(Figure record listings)
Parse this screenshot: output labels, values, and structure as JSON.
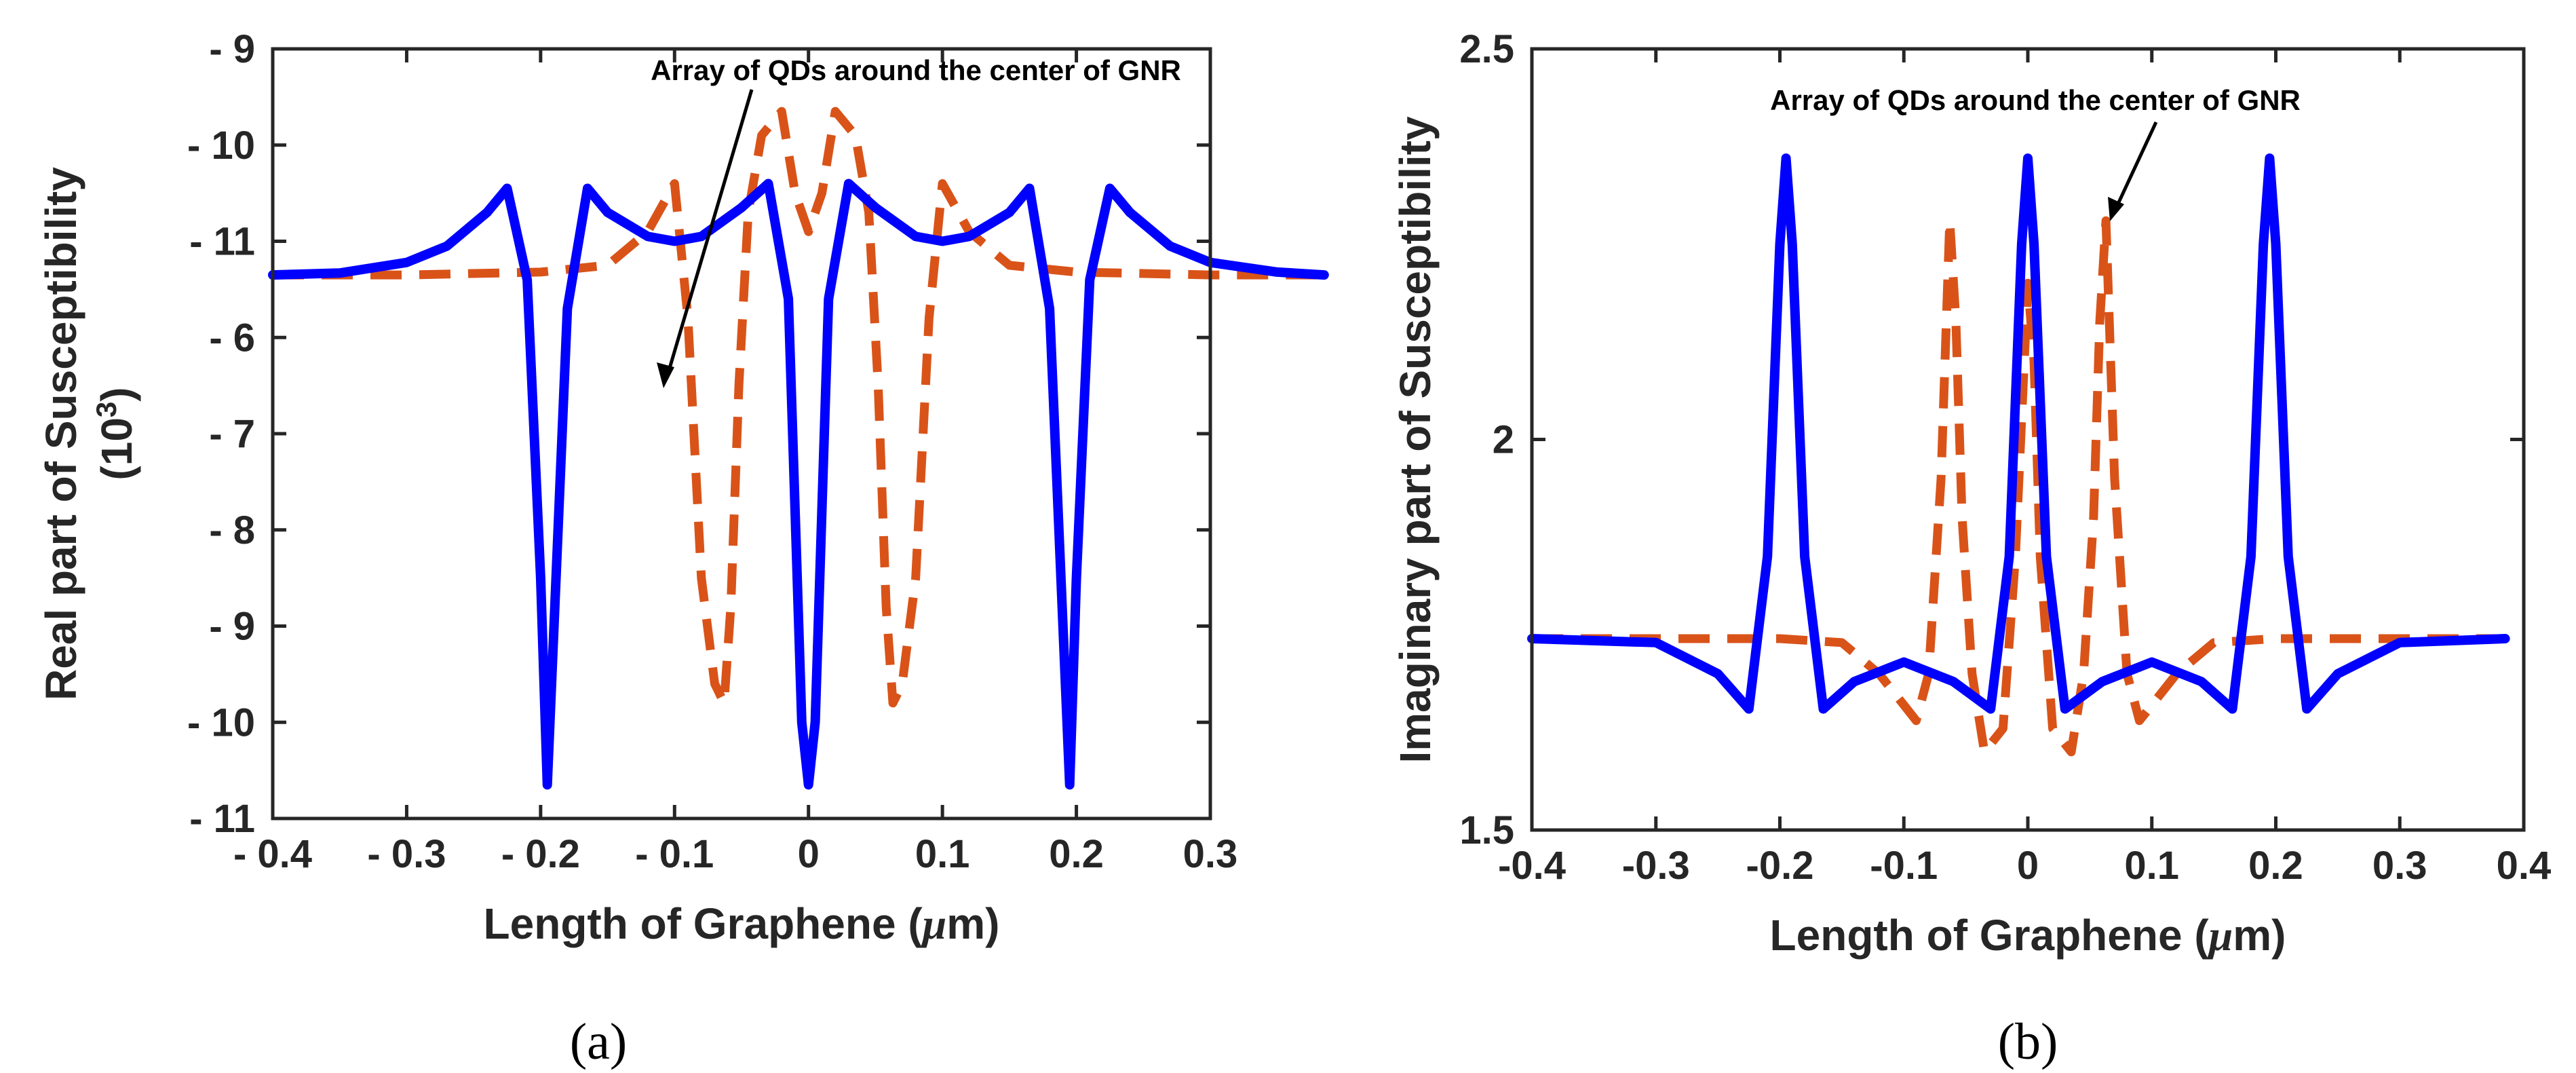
{
  "chart_data": [
    {
      "panel": "(a)",
      "type": "line",
      "xlabel_text": "Length of Graphene (",
      "xlabel_mu": "μ",
      "xlabel_unit": "m)",
      "ylabel_line1": "Real part of Susceptibility",
      "ylabel_line2_base": "(10",
      "ylabel_line2_sup": "3",
      "ylabel_line2_close": ")",
      "xlim": [
        -0.4,
        0.3
      ],
      "ylim": [
        0,
        8
      ],
      "x_ticks": [
        -0.4,
        -0.3,
        -0.2,
        -0.1,
        0,
        0.1,
        0.2,
        0.3
      ],
      "x_tick_labels": [
        "- 0.4",
        "- 0.3",
        "- 0.2",
        "- 0.1",
        "0",
        "0.1",
        "0.2",
        "0.3"
      ],
      "y_ticks": [
        8,
        7,
        6,
        5,
        4,
        3,
        2,
        1,
        0
      ],
      "y_tick_labels": [
        "- 9",
        "- 10",
        "- 11",
        "- 6",
        "- 7",
        "- 8",
        "- 9",
        "- 10",
        "- 11"
      ],
      "annotation": "Array of QDs around the center of GNR",
      "annotation_points_to": [
        -0.055,
        4.6
      ],
      "series": [
        {
          "name": "solid-blue",
          "style": "solid",
          "color": "#0000ff",
          "x": [
            -0.4,
            -0.35,
            -0.3,
            -0.27,
            -0.24,
            -0.225,
            -0.21,
            -0.2,
            -0.195,
            -0.19,
            -0.18,
            -0.165,
            -0.15,
            -0.12,
            -0.1,
            -0.08,
            -0.05,
            -0.03,
            -0.015,
            -0.005,
            0,
            0.005,
            0.015,
            0.03,
            0.05,
            0.08,
            0.1,
            0.12,
            0.15,
            0.165,
            0.18,
            0.19,
            0.195,
            0.2,
            0.21,
            0.225,
            0.24,
            0.27,
            0.3,
            0.35,
            0.385
          ],
          "y": [
            5.65,
            5.67,
            5.78,
            5.95,
            6.3,
            6.55,
            5.6,
            2.5,
            0.35,
            2.0,
            5.3,
            6.55,
            6.3,
            6.05,
            6.0,
            6.05,
            6.35,
            6.6,
            5.4,
            1.0,
            0.35,
            1.0,
            5.4,
            6.6,
            6.35,
            6.05,
            6.0,
            6.05,
            6.3,
            6.55,
            5.3,
            2.0,
            0.35,
            2.5,
            5.6,
            6.55,
            6.3,
            5.95,
            5.78,
            5.68,
            5.65
          ]
        },
        {
          "name": "dashed-red",
          "style": "dashed",
          "color": "#d95319",
          "x": [
            -0.4,
            -0.3,
            -0.2,
            -0.15,
            -0.12,
            -0.1,
            -0.09,
            -0.08,
            -0.07,
            -0.063,
            -0.058,
            -0.052,
            -0.045,
            -0.035,
            -0.02,
            -0.01,
            0,
            0.01,
            0.02,
            0.035,
            0.045,
            0.052,
            0.058,
            0.063,
            0.07,
            0.08,
            0.09,
            0.1,
            0.12,
            0.15,
            0.2,
            0.3,
            0.385
          ],
          "y": [
            5.65,
            5.65,
            5.68,
            5.75,
            6.1,
            6.6,
            5.2,
            2.5,
            1.4,
            1.2,
            2.2,
            4.5,
            6.3,
            7.1,
            7.35,
            6.5,
            6.1,
            6.5,
            7.35,
            7.1,
            6.3,
            4.5,
            2.2,
            1.2,
            1.4,
            2.5,
            5.2,
            6.6,
            6.1,
            5.75,
            5.68,
            5.65,
            5.65
          ]
        }
      ]
    },
    {
      "panel": "(b)",
      "type": "line",
      "xlabel_text": "Length of Graphene (",
      "xlabel_mu": "μ",
      "xlabel_unit": "m)",
      "ylabel_line1": "Imaginary part of Susceptibility",
      "xlim": [
        -0.4,
        0.4
      ],
      "ylim": [
        1.5,
        2.5
      ],
      "x_ticks": [
        -0.4,
        -0.3,
        -0.2,
        -0.1,
        0,
        0.1,
        0.2,
        0.3,
        0.4
      ],
      "x_tick_labels": [
        "-0.4",
        "-0.3",
        "-0.2",
        "-0.1",
        "0",
        "0.1",
        "0.2",
        "0.3",
        "0.4"
      ],
      "y_ticks": [
        1.5,
        2,
        2.5
      ],
      "y_tick_labels": [
        "1.5",
        "2",
        "2.5"
      ],
      "annotation": "Array of QDs around the center of GNR",
      "annotation_points_to": [
        0.065,
        2.28
      ],
      "series": [
        {
          "name": "solid-blue",
          "style": "solid",
          "color": "#0000ff",
          "x": [
            -0.4,
            -0.3,
            -0.25,
            -0.225,
            -0.21,
            -0.2,
            -0.195,
            -0.19,
            -0.18,
            -0.165,
            -0.14,
            -0.1,
            -0.06,
            -0.03,
            -0.015,
            -0.005,
            0,
            0.005,
            0.015,
            0.03,
            0.06,
            0.1,
            0.14,
            0.165,
            0.18,
            0.19,
            0.195,
            0.2,
            0.21,
            0.225,
            0.25,
            0.3,
            0.385
          ],
          "y": [
            1.745,
            1.74,
            1.7,
            1.655,
            1.85,
            2.25,
            2.36,
            2.25,
            1.85,
            1.655,
            1.69,
            1.715,
            1.69,
            1.655,
            1.85,
            2.25,
            2.36,
            2.25,
            1.85,
            1.655,
            1.69,
            1.715,
            1.69,
            1.655,
            1.85,
            2.25,
            2.36,
            2.25,
            1.85,
            1.655,
            1.7,
            1.74,
            1.745
          ]
        },
        {
          "name": "dashed-red",
          "style": "dashed",
          "color": "#d95319",
          "x": [
            -0.4,
            -0.3,
            -0.2,
            -0.15,
            -0.12,
            -0.1,
            -0.09,
            -0.08,
            -0.07,
            -0.063,
            -0.058,
            -0.053,
            -0.045,
            -0.035,
            -0.02,
            -0.01,
            0,
            0.005,
            0.01,
            0.02,
            0.035,
            0.045,
            0.053,
            0.058,
            0.063,
            0.07,
            0.08,
            0.09,
            0.1,
            0.12,
            0.15,
            0.2,
            0.3,
            0.385
          ],
          "y": [
            1.745,
            1.745,
            1.745,
            1.74,
            1.7,
            1.66,
            1.64,
            1.7,
            1.95,
            2.28,
            2.15,
            1.9,
            1.7,
            1.6,
            1.63,
            1.85,
            2.2,
            2.1,
            1.85,
            1.63,
            1.6,
            1.7,
            1.9,
            2.15,
            2.28,
            1.95,
            1.7,
            1.64,
            1.66,
            1.7,
            1.74,
            1.745,
            1.745,
            1.745
          ]
        }
      ]
    }
  ]
}
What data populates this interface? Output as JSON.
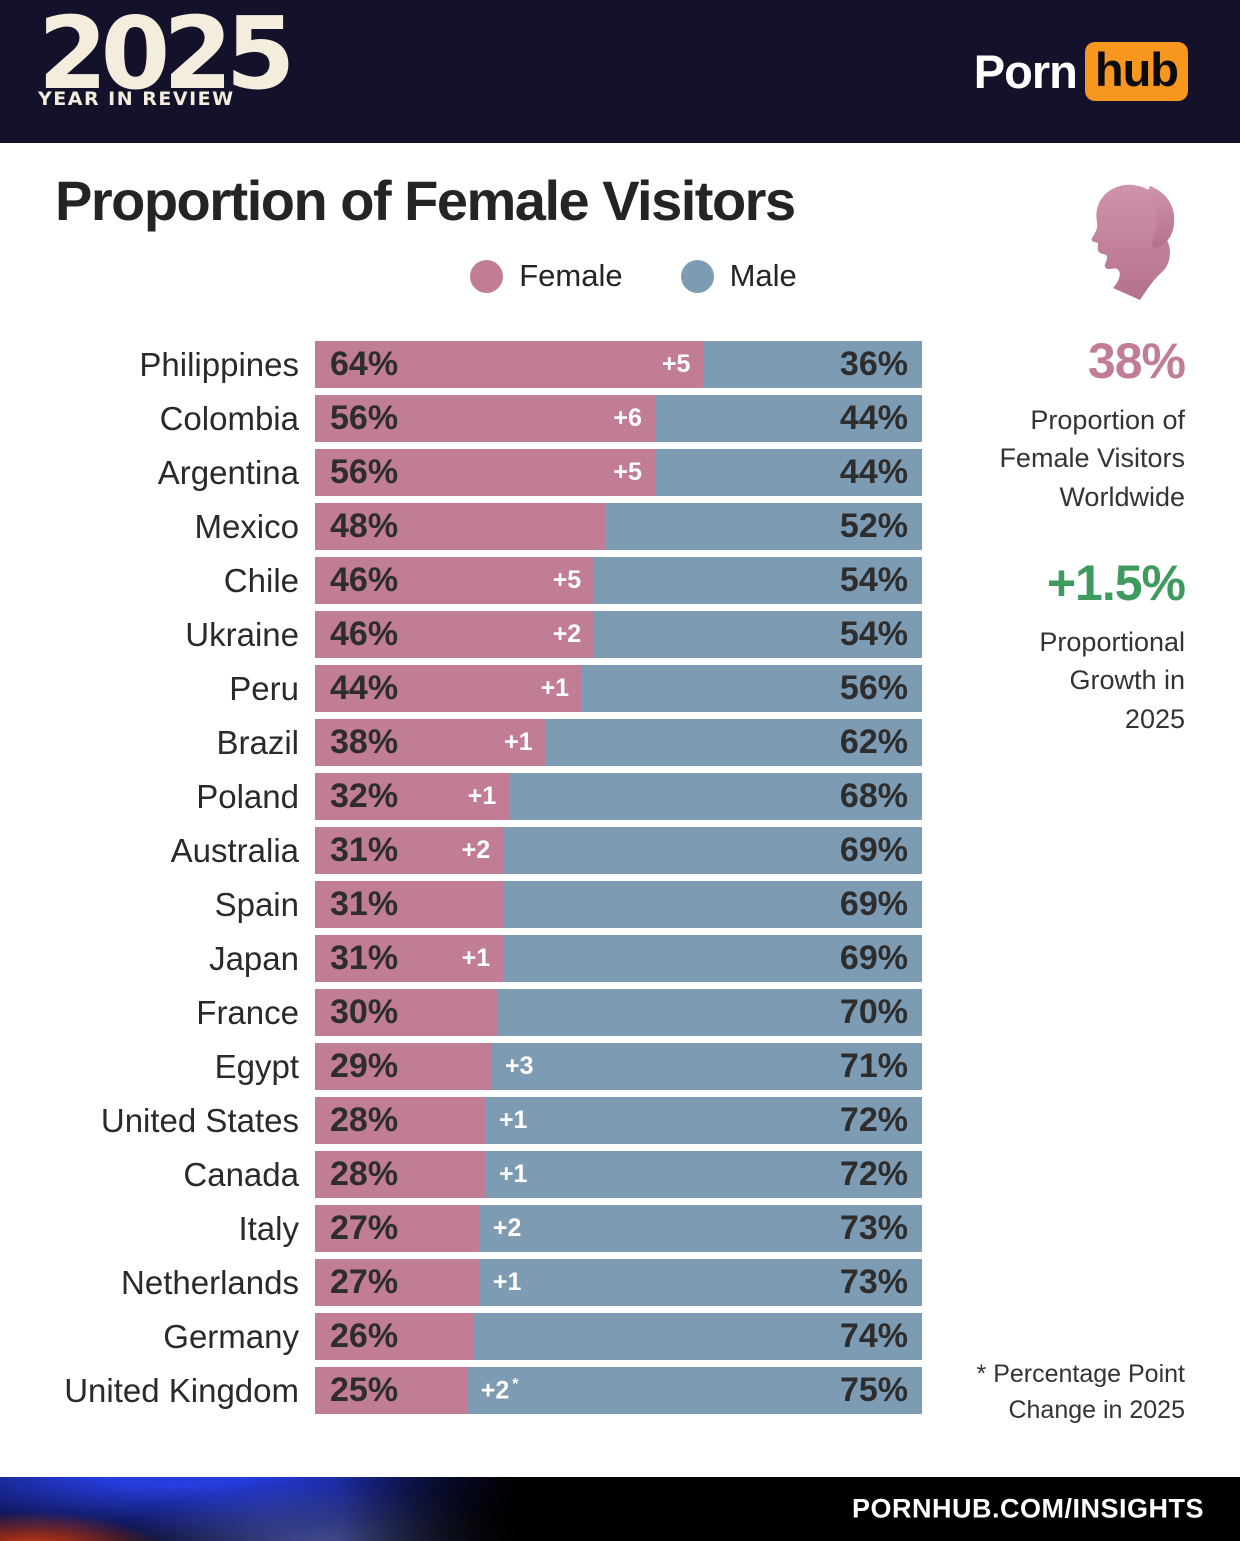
{
  "header": {
    "year": "2025",
    "year_subtitle": "YEAR IN REVIEW",
    "brand_part1": "Porn",
    "brand_part2": "hub"
  },
  "title": "Proportion of Female Visitors",
  "legend": {
    "female": "Female",
    "male": "Male"
  },
  "colors": {
    "female_bar": "#c17d96",
    "male_bar": "#7e9bb4",
    "growth_green": "#3f9a60",
    "brand_orange": "#f7971d",
    "text_dark": "#2a2a2a"
  },
  "icons": {
    "female_head": "female-silhouette-icon"
  },
  "stats": {
    "worldwide_value": "38%",
    "worldwide_lines": [
      "Proportion of",
      "Female Visitors",
      "Worldwide"
    ],
    "growth_value": "+1.5%",
    "growth_lines": [
      "Proportional",
      "Growth in",
      "2025"
    ],
    "footnote_lines": [
      "* Percentage Point",
      "Change in 2025"
    ]
  },
  "footer": {
    "url": "PORNHUB.COM/INSIGHTS"
  },
  "chart_data": {
    "type": "bar",
    "orientation": "horizontal",
    "stacked": true,
    "title": "Proportion of Female Visitors",
    "series_names": [
      "Female",
      "Male"
    ],
    "unit": "%",
    "xlim": [
      0,
      100
    ],
    "annotation_note": "* Percentage Point Change in 2025",
    "rows": [
      {
        "country": "Philippines",
        "female": 64,
        "male": 36,
        "change": "+5"
      },
      {
        "country": "Colombia",
        "female": 56,
        "male": 44,
        "change": "+6"
      },
      {
        "country": "Argentina",
        "female": 56,
        "male": 44,
        "change": "+5"
      },
      {
        "country": "Mexico",
        "female": 48,
        "male": 52,
        "change": null
      },
      {
        "country": "Chile",
        "female": 46,
        "male": 54,
        "change": "+5"
      },
      {
        "country": "Ukraine",
        "female": 46,
        "male": 54,
        "change": "+2"
      },
      {
        "country": "Peru",
        "female": 44,
        "male": 56,
        "change": "+1"
      },
      {
        "country": "Brazil",
        "female": 38,
        "male": 62,
        "change": "+1"
      },
      {
        "country": "Poland",
        "female": 32,
        "male": 68,
        "change": "+1"
      },
      {
        "country": "Australia",
        "female": 31,
        "male": 69,
        "change": "+2"
      },
      {
        "country": "Spain",
        "female": 31,
        "male": 69,
        "change": null
      },
      {
        "country": "Japan",
        "female": 31,
        "male": 69,
        "change": "+1"
      },
      {
        "country": "France",
        "female": 30,
        "male": 70,
        "change": null
      },
      {
        "country": "Egypt",
        "female": 29,
        "male": 71,
        "change": "+3"
      },
      {
        "country": "United States",
        "female": 28,
        "male": 72,
        "change": "+1"
      },
      {
        "country": "Canada",
        "female": 28,
        "male": 72,
        "change": "+1"
      },
      {
        "country": "Italy",
        "female": 27,
        "male": 73,
        "change": "+2"
      },
      {
        "country": "Netherlands",
        "female": 27,
        "male": 73,
        "change": "+1"
      },
      {
        "country": "Germany",
        "female": 26,
        "male": 74,
        "change": null
      },
      {
        "country": "United Kingdom",
        "female": 25,
        "male": 75,
        "change": "+2",
        "change_footnote": true
      }
    ]
  }
}
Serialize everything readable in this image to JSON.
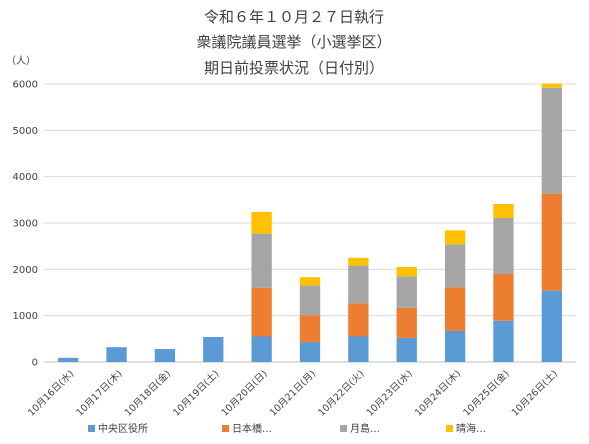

# TASK PROMPT:
Pick every line with "United" in it and copy it.

# COMPLETED EXERCISE:
        "country": "United States",
        "country": "United Kingdom",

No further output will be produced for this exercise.